DIRECTION - Copy out the listing that follows exactly, dropping every picture.

GIVEN ENTRIES -
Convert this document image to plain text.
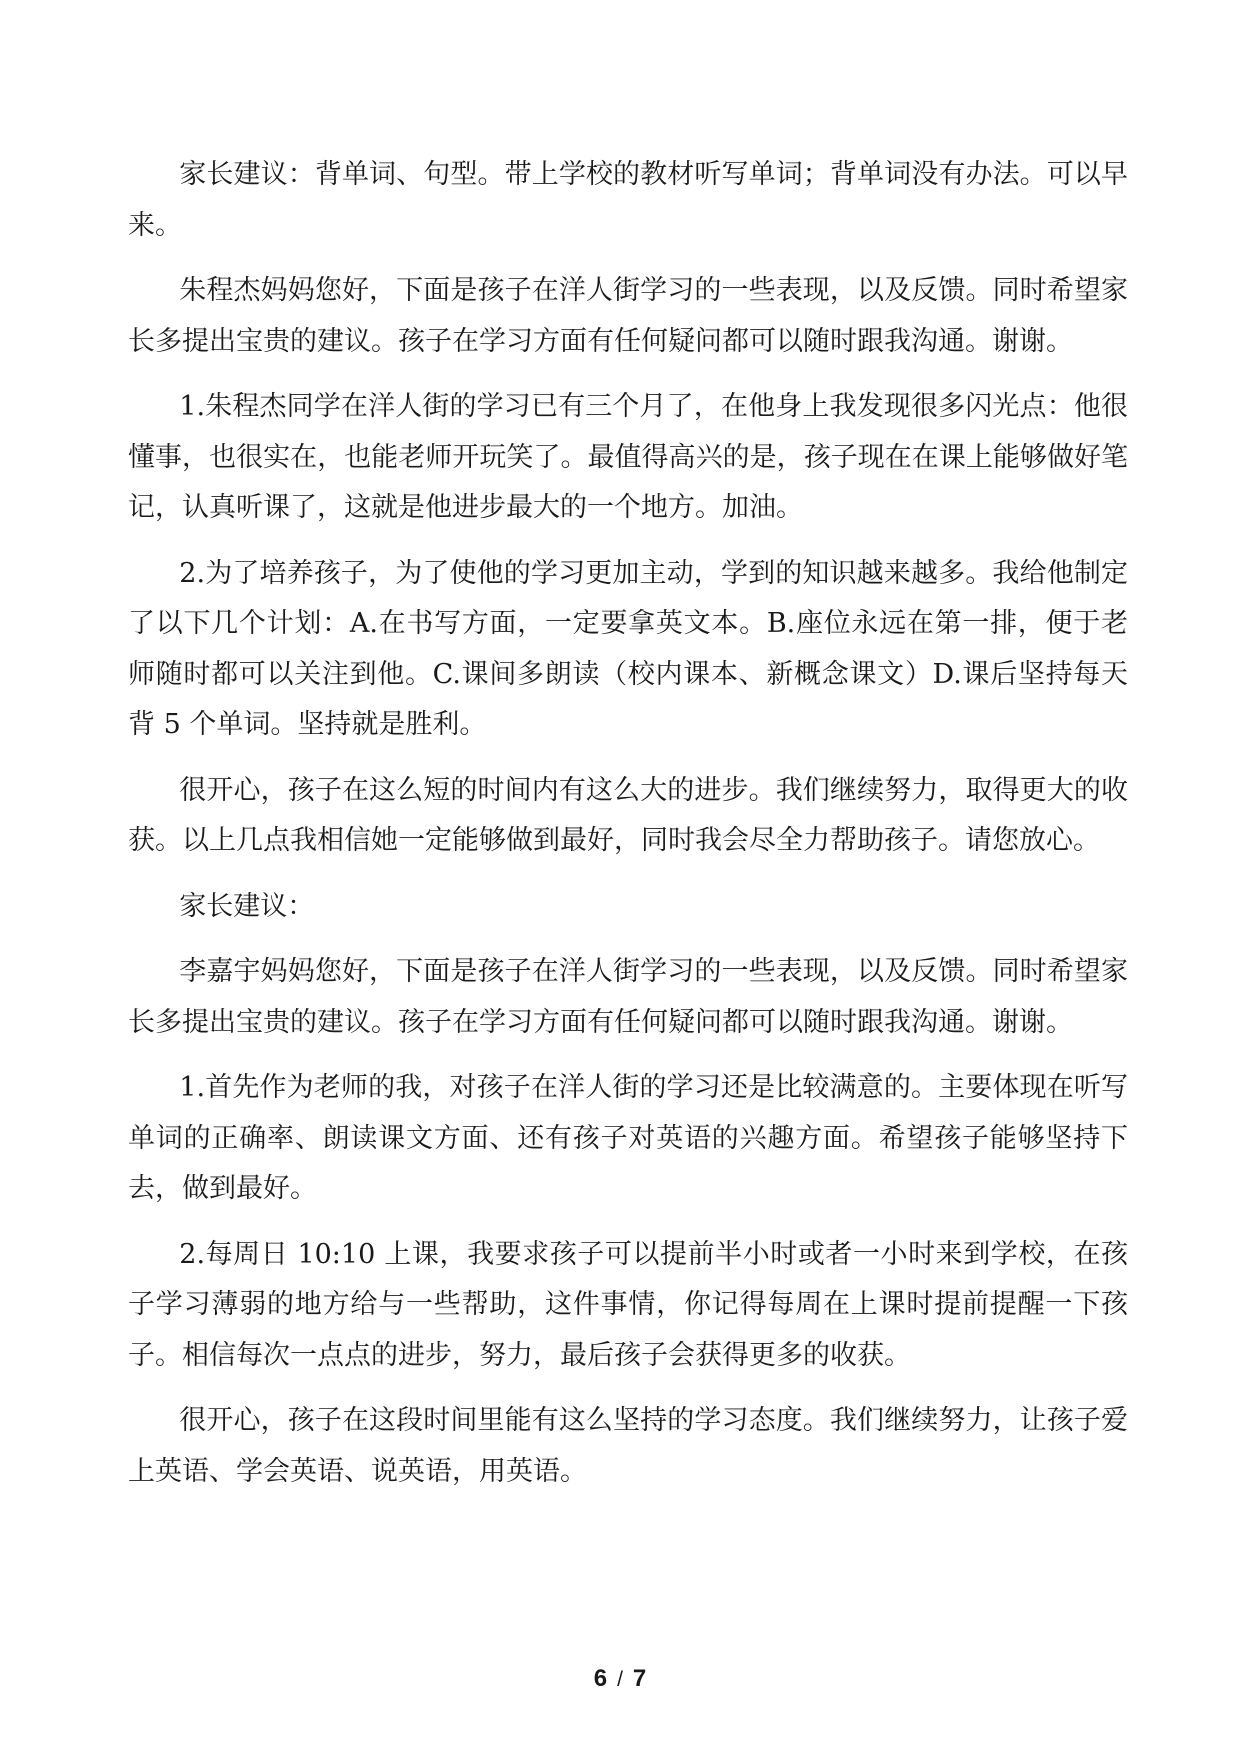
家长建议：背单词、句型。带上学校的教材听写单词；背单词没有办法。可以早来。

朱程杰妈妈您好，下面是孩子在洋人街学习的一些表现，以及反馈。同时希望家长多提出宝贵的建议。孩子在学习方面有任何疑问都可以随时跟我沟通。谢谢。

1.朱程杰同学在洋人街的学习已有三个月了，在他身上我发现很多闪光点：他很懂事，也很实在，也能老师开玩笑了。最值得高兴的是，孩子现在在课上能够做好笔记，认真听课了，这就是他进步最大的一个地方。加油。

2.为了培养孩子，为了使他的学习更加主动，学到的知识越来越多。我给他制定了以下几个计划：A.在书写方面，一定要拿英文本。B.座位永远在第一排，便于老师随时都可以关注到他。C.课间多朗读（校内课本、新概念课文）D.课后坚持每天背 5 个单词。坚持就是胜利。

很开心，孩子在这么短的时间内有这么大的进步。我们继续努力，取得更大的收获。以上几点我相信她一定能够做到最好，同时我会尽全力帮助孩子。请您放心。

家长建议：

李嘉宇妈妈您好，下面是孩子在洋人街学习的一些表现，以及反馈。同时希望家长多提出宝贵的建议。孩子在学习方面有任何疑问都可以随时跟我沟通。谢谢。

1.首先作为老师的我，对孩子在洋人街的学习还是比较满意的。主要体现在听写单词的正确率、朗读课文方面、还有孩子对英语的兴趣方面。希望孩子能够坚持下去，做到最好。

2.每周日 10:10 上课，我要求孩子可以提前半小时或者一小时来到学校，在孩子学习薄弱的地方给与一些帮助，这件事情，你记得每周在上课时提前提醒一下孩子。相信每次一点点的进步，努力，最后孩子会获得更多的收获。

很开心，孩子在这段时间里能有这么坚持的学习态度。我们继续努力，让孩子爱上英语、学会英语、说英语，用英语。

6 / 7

THE OUTPUT -
Convert this document image to plain text.
家长建议：背单词、句型。带上学校的教材听写单词；背单词没有办法。可以早来。

朱程杰妈妈您好，下面是孩子在洋人街学习的一些表现，以及反馈。同时希望家长多提出宝贵的建议。孩子在学习方面有任何疑问都可以随时跟我沟通。谢谢。

1.朱程杰同学在洋人街的学习已有三个月了，在他身上我发现很多闪光点：他很懂事，也很实在，也能老师开玩笑了。最值得高兴的是，孩子现在在课上能够做好笔记，认真听课了，这就是他进步最大的一个地方。加油。

2.为了培养孩子，为了使他的学习更加主动，学到的知识越来越多。我给他制定了以下几个计划：A.在书写方面，一定要拿英文本。B.座位永远在第一排，便于老师随时都可以关注到他。C.课间多朗读（校内课本、新概念课文）D.课后坚持每天背 5 个单词。坚持就是胜利。

很开心，孩子在这么短的时间内有这么大的进步。我们继续努力，取得更大的收获。以上几点我相信她一定能够做到最好，同时我会尽全力帮助孩子。请您放心。

家长建议：

李嘉宇妈妈您好，下面是孩子在洋人街学习的一些表现，以及反馈。同时希望家长多提出宝贵的建议。孩子在学习方面有任何疑问都可以随时跟我沟通。谢谢。

1.首先作为老师的我，对孩子在洋人街的学习还是比较满意的。主要体现在听写单词的正确率、朗读课文方面、还有孩子对英语的兴趣方面。希望孩子能够坚持下去，做到最好。

2.每周日 10:10 上课，我要求孩子可以提前半小时或者一小时来到学校，在孩子学习薄弱的地方给与一些帮助，这件事情，你记得每周在上课时提前提醒一下孩子。相信每次一点点的进步，努力，最后孩子会获得更多的收获。

很开心，孩子在这段时间里能有这么坚持的学习态度。我们继续努力，让孩子爱上英语、学会英语、说英语，用英语。

6 / 7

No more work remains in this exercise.